--- START Excerpted data ---

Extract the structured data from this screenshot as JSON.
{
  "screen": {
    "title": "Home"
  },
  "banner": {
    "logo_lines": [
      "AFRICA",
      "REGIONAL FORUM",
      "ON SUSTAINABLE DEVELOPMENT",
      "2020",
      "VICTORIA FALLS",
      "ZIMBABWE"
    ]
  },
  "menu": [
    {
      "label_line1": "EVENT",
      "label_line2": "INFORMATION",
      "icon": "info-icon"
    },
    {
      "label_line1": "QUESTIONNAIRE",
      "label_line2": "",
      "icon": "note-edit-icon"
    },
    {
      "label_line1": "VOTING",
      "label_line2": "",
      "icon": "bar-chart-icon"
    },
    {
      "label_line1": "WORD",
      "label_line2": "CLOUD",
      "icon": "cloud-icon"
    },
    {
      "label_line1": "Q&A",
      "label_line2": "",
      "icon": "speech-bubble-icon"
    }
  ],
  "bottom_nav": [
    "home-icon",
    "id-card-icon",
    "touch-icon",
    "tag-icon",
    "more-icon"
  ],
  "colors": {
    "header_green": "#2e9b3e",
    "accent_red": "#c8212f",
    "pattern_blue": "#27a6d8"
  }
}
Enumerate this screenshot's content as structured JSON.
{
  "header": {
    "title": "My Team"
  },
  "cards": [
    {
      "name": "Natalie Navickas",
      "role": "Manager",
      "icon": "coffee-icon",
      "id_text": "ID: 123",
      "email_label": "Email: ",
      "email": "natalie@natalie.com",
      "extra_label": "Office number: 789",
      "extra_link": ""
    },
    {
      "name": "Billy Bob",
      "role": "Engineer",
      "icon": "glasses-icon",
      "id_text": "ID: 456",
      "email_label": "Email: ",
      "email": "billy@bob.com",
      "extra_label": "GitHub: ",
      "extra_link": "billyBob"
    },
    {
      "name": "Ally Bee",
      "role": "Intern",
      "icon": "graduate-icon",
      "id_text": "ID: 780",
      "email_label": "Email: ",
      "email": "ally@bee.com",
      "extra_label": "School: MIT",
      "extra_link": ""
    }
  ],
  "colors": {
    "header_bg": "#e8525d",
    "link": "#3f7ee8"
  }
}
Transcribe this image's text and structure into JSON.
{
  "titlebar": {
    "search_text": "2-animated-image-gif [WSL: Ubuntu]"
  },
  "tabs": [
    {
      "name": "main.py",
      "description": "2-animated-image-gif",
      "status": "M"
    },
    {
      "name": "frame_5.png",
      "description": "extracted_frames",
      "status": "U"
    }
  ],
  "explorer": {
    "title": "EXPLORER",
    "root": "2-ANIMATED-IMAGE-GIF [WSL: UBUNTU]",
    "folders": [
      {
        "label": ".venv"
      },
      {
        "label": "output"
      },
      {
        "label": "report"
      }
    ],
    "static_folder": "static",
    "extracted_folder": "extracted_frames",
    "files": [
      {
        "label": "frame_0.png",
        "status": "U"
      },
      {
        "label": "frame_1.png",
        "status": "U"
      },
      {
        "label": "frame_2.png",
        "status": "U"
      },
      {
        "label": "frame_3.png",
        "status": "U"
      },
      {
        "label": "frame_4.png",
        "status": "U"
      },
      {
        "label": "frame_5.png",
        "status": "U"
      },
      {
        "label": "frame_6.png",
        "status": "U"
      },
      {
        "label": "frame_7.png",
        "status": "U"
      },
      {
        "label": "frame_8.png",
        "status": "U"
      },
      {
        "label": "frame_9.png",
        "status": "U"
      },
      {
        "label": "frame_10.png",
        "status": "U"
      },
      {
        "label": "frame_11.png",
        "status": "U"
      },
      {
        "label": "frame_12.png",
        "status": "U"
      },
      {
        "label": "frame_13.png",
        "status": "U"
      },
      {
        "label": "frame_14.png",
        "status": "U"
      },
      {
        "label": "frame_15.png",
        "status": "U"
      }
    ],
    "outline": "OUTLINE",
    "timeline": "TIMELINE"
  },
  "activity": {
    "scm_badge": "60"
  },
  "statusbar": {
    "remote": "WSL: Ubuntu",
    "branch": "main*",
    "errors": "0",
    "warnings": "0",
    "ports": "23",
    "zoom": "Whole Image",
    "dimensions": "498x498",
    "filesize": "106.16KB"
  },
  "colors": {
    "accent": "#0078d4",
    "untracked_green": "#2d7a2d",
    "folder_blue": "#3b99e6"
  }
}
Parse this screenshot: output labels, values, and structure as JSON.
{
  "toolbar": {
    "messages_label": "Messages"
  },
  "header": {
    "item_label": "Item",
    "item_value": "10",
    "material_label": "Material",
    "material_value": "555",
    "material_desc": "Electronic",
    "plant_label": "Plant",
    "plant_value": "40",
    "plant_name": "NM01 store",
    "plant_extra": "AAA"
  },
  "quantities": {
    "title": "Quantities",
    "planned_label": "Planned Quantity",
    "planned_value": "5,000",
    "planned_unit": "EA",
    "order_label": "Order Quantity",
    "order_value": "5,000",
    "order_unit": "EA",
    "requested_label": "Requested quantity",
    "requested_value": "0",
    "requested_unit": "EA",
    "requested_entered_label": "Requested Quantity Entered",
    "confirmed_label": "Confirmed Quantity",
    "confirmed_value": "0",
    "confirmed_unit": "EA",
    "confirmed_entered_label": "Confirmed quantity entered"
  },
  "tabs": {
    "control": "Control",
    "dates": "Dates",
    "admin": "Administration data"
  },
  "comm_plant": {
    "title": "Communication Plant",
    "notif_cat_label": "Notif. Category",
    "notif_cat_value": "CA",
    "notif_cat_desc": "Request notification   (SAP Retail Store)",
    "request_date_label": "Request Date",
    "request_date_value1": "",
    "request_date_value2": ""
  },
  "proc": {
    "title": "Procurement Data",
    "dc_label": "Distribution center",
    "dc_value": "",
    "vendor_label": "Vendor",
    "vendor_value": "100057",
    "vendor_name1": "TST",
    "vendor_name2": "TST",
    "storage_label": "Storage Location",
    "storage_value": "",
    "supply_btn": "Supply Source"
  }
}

--- END Excerpted data ---

Short exercise:
All entries shown above should be printed again exactly.

Output below:
Extract the structured data from this screenshot as JSON.
{
  "screen": {
    "title": "Home"
  },
  "banner": {
    "logo_lines": [
      "AFRICA",
      "REGIONAL FORUM",
      "ON SUSTAINABLE DEVELOPMENT",
      "2020",
      "VICTORIA FALLS",
      "ZIMBABWE"
    ]
  },
  "menu": [
    {
      "label_line1": "EVENT",
      "label_line2": "INFORMATION",
      "icon": "info-icon"
    },
    {
      "label_line1": "QUESTIONNAIRE",
      "label_line2": "",
      "icon": "note-edit-icon"
    },
    {
      "label_line1": "VOTING",
      "label_line2": "",
      "icon": "bar-chart-icon"
    },
    {
      "label_line1": "WORD",
      "label_line2": "CLOUD",
      "icon": "cloud-icon"
    },
    {
      "label_line1": "Q&A",
      "label_line2": "",
      "icon": "speech-bubble-icon"
    }
  ],
  "bottom_nav": [
    "home-icon",
    "id-card-icon",
    "touch-icon",
    "tag-icon",
    "more-icon"
  ],
  "colors": {
    "header_green": "#2e9b3e",
    "accent_red": "#c8212f",
    "pattern_blue": "#27a6d8"
  }
}
Enumerate this screenshot's content as structured JSON.
{
  "header": {
    "title": "My Team"
  },
  "cards": [
    {
      "name": "Natalie Navickas",
      "role": "Manager",
      "icon": "coffee-icon",
      "id_text": "ID: 123",
      "email_label": "Email: ",
      "email": "natalie@natalie.com",
      "extra_label": "Office number: 789",
      "extra_link": ""
    },
    {
      "name": "Billy Bob",
      "role": "Engineer",
      "icon": "glasses-icon",
      "id_text": "ID: 456",
      "email_label": "Email: ",
      "email": "billy@bob.com",
      "extra_label": "GitHub: ",
      "extra_link": "billyBob"
    },
    {
      "name": "Ally Bee",
      "role": "Intern",
      "icon": "graduate-icon",
      "id_text": "ID: 780",
      "email_label": "Email: ",
      "email": "ally@bee.com",
      "extra_label": "School: MIT",
      "extra_link": ""
    }
  ],
  "colors": {
    "header_bg": "#e8525d",
    "link": "#3f7ee8"
  }
}
Transcribe this image's text and structure into JSON.
{
  "titlebar": {
    "search_text": "2-animated-image-gif [WSL: Ubuntu]"
  },
  "tabs": [
    {
      "name": "main.py",
      "description": "2-animated-image-gif",
      "status": "M"
    },
    {
      "name": "frame_5.png",
      "description": "extracted_frames",
      "status": "U"
    }
  ],
  "explorer": {
    "title": "EXPLORER",
    "root": "2-ANIMATED-IMAGE-GIF [WSL: UBUNTU]",
    "folders": [
      {
        "label": ".venv"
      },
      {
        "label": "output"
      },
      {
        "label": "report"
      }
    ],
    "static_folder": "static",
    "extracted_folder": "extracted_frames",
    "files": [
      {
        "label": "frame_0.png",
        "status": "U"
      },
      {
        "label": "frame_1.png",
        "status": "U"
      },
      {
        "label": "frame_2.png",
        "status": "U"
      },
      {
        "label": "frame_3.png",
        "status": "U"
      },
      {
        "label": "frame_4.png",
        "status": "U"
      },
      {
        "label": "frame_5.png",
        "status": "U"
      },
      {
        "label": "frame_6.png",
        "status": "U"
      },
      {
        "label": "frame_7.png",
        "status": "U"
      },
      {
        "label": "frame_8.png",
        "status": "U"
      },
      {
        "label": "frame_9.png",
        "status": "U"
      },
      {
        "label": "frame_10.png",
        "status": "U"
      },
      {
        "label": "frame_11.png",
        "status": "U"
      },
      {
        "label": "frame_12.png",
        "status": "U"
      },
      {
        "label": "frame_13.png",
        "status": "U"
      },
      {
        "label": "frame_14.png",
        "status": "U"
      },
      {
        "label": "frame_15.png",
        "status": "U"
      }
    ],
    "outline": "OUTLINE",
    "timeline": "TIMELINE"
  },
  "activity": {
    "scm_badge": "60"
  },
  "statusbar": {
    "remote": "WSL: Ubuntu",
    "branch": "main*",
    "errors": "0",
    "warnings": "0",
    "ports": "23",
    "zoom": "Whole Image",
    "dimensions": "498x498",
    "filesize": "106.16KB"
  },
  "colors": {
    "accent": "#0078d4",
    "untracked_green": "#2d7a2d",
    "folder_blue": "#3b99e6"
  }
}
Parse this screenshot: output labels, values, and structure as JSON.
{
  "toolbar": {
    "messages_label": "Messages"
  },
  "header": {
    "item_label": "Item",
    "item_value": "10",
    "material_label": "Material",
    "material_value": "555",
    "material_desc": "Electronic",
    "plant_label": "Plant",
    "plant_value": "40",
    "plant_name": "NM01 store",
    "plant_extra": "AAA"
  },
  "quantities": {
    "title": "Quantities",
    "planned_label": "Planned Quantity",
    "planned_value": "5,000",
    "planned_unit": "EA",
    "order_label": "Order Quantity",
    "order_value": "5,000",
    "order_unit": "EA",
    "requested_label": "Requested quantity",
    "requested_value": "0",
    "requested_unit": "EA",
    "requested_entered_label": "Requested Quantity Entered",
    "confirmed_label": "Confirmed Quantity",
    "confirmed_value": "0",
    "confirmed_unit": "EA",
    "confirmed_entered_label": "Confirmed quantity entered"
  },
  "tabs": {
    "control": "Control",
    "dates": "Dates",
    "admin": "Administration data"
  },
  "comm_plant": {
    "title": "Communication Plant",
    "notif_cat_label": "Notif. Category",
    "notif_cat_value": "CA",
    "notif_cat_desc": "Request notification   (SAP Retail Store)",
    "request_date_label": "Request Date",
    "request_date_value1": "",
    "request_date_value2": ""
  },
  "proc": {
    "title": "Procurement Data",
    "dc_label": "Distribution center",
    "dc_value": "",
    "vendor_label": "Vendor",
    "vendor_value": "100057",
    "vendor_name1": "TST",
    "vendor_name2": "TST",
    "storage_label": "Storage Location",
    "storage_value": "",
    "supply_btn": "Supply Source"
  }
}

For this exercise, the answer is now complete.